___ PROVIDED INFORMATION

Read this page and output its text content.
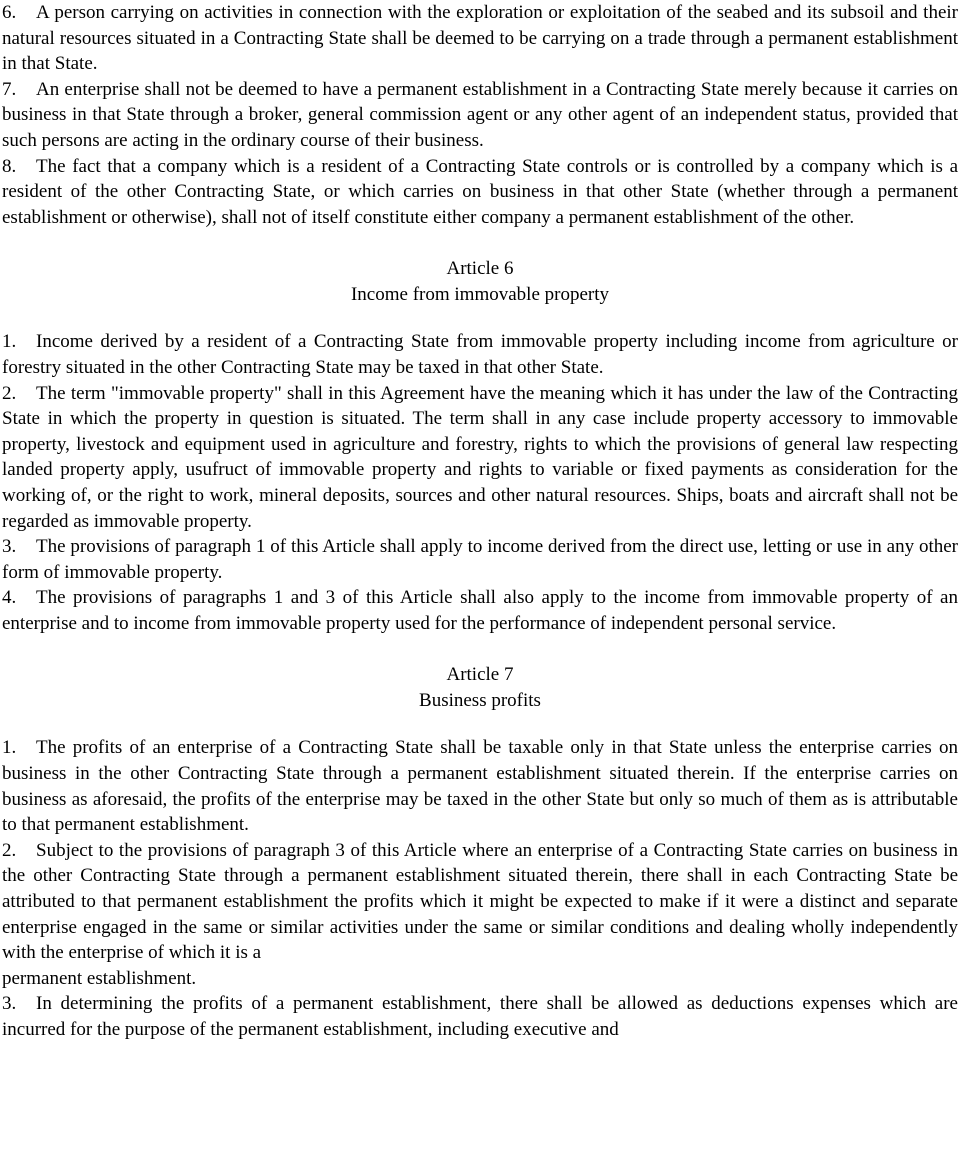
6. A person carrying on activities in connection with the exploration or exploitation of the seabed and its subsoil and their natural resources situated in a Contracting State shall be deemed to be carrying on a trade through a permanent establishment in that State.

7. An enterprise shall not be deemed to have a permanent establishment in a Contracting State merely because it carries on business in that State through a broker, general commission agent or any other agent of an independent status, provided that such persons are acting in the ordinary course of their business.

8. The fact that a company which is a resident of a Contracting State controls or is controlled by a company which is a resident of the other Contracting State, or which carries on business in that other State (whether through a permanent establishment or otherwise), shall not of itself constitute either company a permanent establishment of the other.

Article 6

Income from immovable property

1. Income derived by a resident of a Contracting State from immovable property including income from agriculture or forestry situated in the other Contracting State may be taxed in that other State.

2. The term "immovable property" shall in this Agreement have the meaning which it has under the law of the Contracting State in which the property in question is situated. The term shall in any case include property accessory to immovable property, livestock and equipment used in agriculture and forestry, rights to which the provisions of general law respecting landed property apply, usufruct of immovable property and rights to variable or fixed payments as consideration for the working of, or the right to work, mineral deposits, sources and other natural resources. Ships, boats and aircraft shall not be regarded as immovable property.

3. The provisions of paragraph 1 of this Article shall apply to income derived from the direct use, letting or use in any other form of immovable property.

4. The provisions of paragraphs 1 and 3 of this Article shall also apply to the income from immovable property of an enterprise and to income from immovable property used for the performance of independent personal service.

Article 7

Business profits

1. The profits of an enterprise of a Contracting State shall be taxable only in that State unless the enterprise carries on business in the other Contracting State through a permanent establishment situated therein. If the enterprise carries on business as aforesaid, the profits of the enterprise may be taxed in the other State but only so much of them as is attributable to that permanent establishment.

2. Subject to the provisions of paragraph 3 of this Article where an enterprise of a Contracting State carries on business in the other Contracting State through a permanent establishment situated therein, there shall in each Contracting State be attributed to that permanent establishment the profits which it might be expected to make if it were a distinct and separate enterprise engaged in the same or similar activities under the same or similar conditions and dealing wholly independently with the enterprise of which it is a
permanent establishment.

3. In determining the profits of a permanent establishment, there shall be allowed as deductions expenses which are incurred for the purpose of the permanent establishment, including executive and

______

* [WHAT YOU HAVE TO DO] Determine how many lines of the listing above include the word "with", and report that number only.

* [THE OUTPUT] 2